== TO DO ==
Copy every line of the records below where the word "quick" occurs.

───── RECORDED DATA ─────

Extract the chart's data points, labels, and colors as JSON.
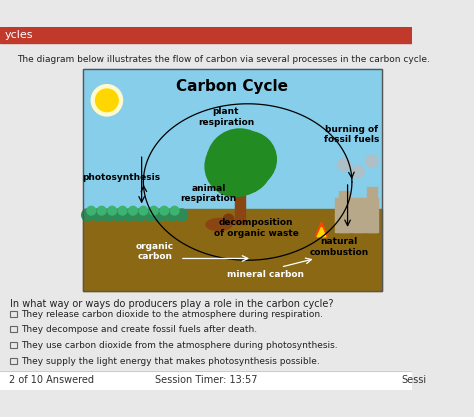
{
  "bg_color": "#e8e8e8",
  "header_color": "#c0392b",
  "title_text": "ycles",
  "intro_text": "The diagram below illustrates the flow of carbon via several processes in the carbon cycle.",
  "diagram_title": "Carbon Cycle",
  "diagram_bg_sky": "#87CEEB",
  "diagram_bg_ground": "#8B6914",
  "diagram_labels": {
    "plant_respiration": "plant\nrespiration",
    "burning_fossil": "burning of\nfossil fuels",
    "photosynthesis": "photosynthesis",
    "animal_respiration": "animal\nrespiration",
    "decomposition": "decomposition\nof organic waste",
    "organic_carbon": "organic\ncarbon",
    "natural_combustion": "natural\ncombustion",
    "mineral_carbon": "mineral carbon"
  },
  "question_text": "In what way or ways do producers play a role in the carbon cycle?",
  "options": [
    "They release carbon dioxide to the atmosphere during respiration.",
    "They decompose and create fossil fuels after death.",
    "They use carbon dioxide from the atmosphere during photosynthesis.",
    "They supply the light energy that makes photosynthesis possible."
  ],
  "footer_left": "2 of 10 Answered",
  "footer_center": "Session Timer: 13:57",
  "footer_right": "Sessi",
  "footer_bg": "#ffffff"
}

─────
───── RECORDED DATA ─────

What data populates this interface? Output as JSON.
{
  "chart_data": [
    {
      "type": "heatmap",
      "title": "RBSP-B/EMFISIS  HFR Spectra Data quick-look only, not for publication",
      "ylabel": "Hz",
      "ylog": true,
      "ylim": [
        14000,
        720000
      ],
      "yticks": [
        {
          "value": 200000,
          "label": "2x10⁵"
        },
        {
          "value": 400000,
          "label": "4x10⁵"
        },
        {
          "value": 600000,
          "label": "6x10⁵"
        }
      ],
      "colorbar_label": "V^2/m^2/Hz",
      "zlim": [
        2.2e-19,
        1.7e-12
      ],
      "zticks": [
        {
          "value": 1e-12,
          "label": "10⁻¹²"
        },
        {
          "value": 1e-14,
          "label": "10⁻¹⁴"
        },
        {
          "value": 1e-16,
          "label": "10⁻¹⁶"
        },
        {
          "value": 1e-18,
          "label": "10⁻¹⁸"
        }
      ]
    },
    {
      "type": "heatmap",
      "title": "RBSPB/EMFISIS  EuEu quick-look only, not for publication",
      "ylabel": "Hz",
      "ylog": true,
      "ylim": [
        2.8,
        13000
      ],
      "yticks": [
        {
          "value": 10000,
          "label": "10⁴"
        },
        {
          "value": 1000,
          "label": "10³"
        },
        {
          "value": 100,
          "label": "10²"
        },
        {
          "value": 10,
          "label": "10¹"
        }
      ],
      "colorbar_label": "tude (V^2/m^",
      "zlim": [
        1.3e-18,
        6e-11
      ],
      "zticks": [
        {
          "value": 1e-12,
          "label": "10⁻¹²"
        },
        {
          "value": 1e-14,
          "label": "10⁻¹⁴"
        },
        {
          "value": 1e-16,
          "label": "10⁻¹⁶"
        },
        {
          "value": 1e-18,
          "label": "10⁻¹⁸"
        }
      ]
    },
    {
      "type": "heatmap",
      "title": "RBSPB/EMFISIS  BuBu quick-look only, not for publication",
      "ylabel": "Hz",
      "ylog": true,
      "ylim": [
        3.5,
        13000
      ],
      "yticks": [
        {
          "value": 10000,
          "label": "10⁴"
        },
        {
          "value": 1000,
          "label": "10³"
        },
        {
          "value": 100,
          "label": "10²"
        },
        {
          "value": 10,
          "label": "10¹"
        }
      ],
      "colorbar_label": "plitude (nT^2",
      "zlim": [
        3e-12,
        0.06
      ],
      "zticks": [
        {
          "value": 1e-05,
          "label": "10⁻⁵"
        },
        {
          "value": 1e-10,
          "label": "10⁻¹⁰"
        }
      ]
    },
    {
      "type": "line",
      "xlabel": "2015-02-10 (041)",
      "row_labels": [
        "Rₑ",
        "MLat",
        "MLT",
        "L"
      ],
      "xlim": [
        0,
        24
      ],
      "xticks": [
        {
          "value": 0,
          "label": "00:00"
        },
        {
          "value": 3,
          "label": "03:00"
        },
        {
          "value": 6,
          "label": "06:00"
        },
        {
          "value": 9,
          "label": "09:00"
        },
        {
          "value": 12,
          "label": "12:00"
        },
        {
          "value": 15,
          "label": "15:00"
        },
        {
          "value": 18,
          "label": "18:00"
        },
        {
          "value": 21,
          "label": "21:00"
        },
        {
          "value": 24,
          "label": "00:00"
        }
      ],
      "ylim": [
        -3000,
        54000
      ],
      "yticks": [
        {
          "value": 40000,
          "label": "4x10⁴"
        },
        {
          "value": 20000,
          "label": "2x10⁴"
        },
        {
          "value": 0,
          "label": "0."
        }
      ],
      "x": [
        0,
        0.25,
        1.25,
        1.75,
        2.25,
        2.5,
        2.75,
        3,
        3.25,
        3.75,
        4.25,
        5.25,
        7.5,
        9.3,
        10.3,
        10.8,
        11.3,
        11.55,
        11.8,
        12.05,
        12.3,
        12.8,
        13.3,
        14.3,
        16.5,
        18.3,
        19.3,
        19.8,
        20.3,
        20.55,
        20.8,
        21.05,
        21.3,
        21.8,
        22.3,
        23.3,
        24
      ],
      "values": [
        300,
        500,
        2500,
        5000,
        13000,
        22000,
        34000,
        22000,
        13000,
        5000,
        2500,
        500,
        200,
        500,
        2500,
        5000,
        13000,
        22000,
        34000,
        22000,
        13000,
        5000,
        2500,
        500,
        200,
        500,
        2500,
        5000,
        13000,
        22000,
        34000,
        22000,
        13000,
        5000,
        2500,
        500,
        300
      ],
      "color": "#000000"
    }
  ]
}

─────

== RESULT OF THIS TASK ==
      "title": "RBSP-B/EMFISIS  HFR Spectra Data quick-look only, not for publication",
      "title": "RBSPB/EMFISIS  EuEu quick-look only, not for publication",
      "title": "RBSPB/EMFISIS  BuBu quick-look only, not for publication",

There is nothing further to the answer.